> [Task instructions]
Output the lines that follow exactly as they are.

> [Records supplied]
* * * * *
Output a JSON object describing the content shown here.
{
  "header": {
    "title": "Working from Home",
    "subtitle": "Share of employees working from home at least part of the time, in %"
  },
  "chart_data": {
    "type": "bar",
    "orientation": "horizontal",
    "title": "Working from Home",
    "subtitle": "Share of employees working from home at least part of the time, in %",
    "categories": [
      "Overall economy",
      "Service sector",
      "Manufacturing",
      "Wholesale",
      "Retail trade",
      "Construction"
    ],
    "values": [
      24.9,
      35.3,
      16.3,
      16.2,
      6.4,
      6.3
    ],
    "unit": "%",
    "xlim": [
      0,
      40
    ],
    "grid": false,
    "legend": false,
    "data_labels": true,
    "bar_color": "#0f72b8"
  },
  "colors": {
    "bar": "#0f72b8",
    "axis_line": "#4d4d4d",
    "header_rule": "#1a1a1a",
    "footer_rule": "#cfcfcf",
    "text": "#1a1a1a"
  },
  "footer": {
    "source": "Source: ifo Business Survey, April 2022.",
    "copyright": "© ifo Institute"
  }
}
* * * * *
> [Task answer]
Output a JSON object describing the content shown here.
{
  "header": {
    "title": "Working from Home",
    "subtitle": "Share of employees working from home at least part of the time, in %"
  },
  "chart_data": {
    "type": "bar",
    "orientation": "horizontal",
    "title": "Working from Home",
    "subtitle": "Share of employees working from home at least part of the time, in %",
    "categories": [
      "Overall economy",
      "Service sector",
      "Manufacturing",
      "Wholesale",
      "Retail trade",
      "Construction"
    ],
    "values": [
      24.9,
      35.3,
      16.3,
      16.2,
      6.4,
      6.3
    ],
    "unit": "%",
    "xlim": [
      0,
      40
    ],
    "grid": false,
    "legend": false,
    "data_labels": true,
    "bar_color": "#0f72b8"
  },
  "colors": {
    "bar": "#0f72b8",
    "axis_line": "#4d4d4d",
    "header_rule": "#1a1a1a",
    "footer_rule": "#cfcfcf",
    "text": "#1a1a1a"
  },
  "footer": {
    "source": "Source: ifo Business Survey, April 2022.",
    "copyright": "© ifo Institute"
  }
}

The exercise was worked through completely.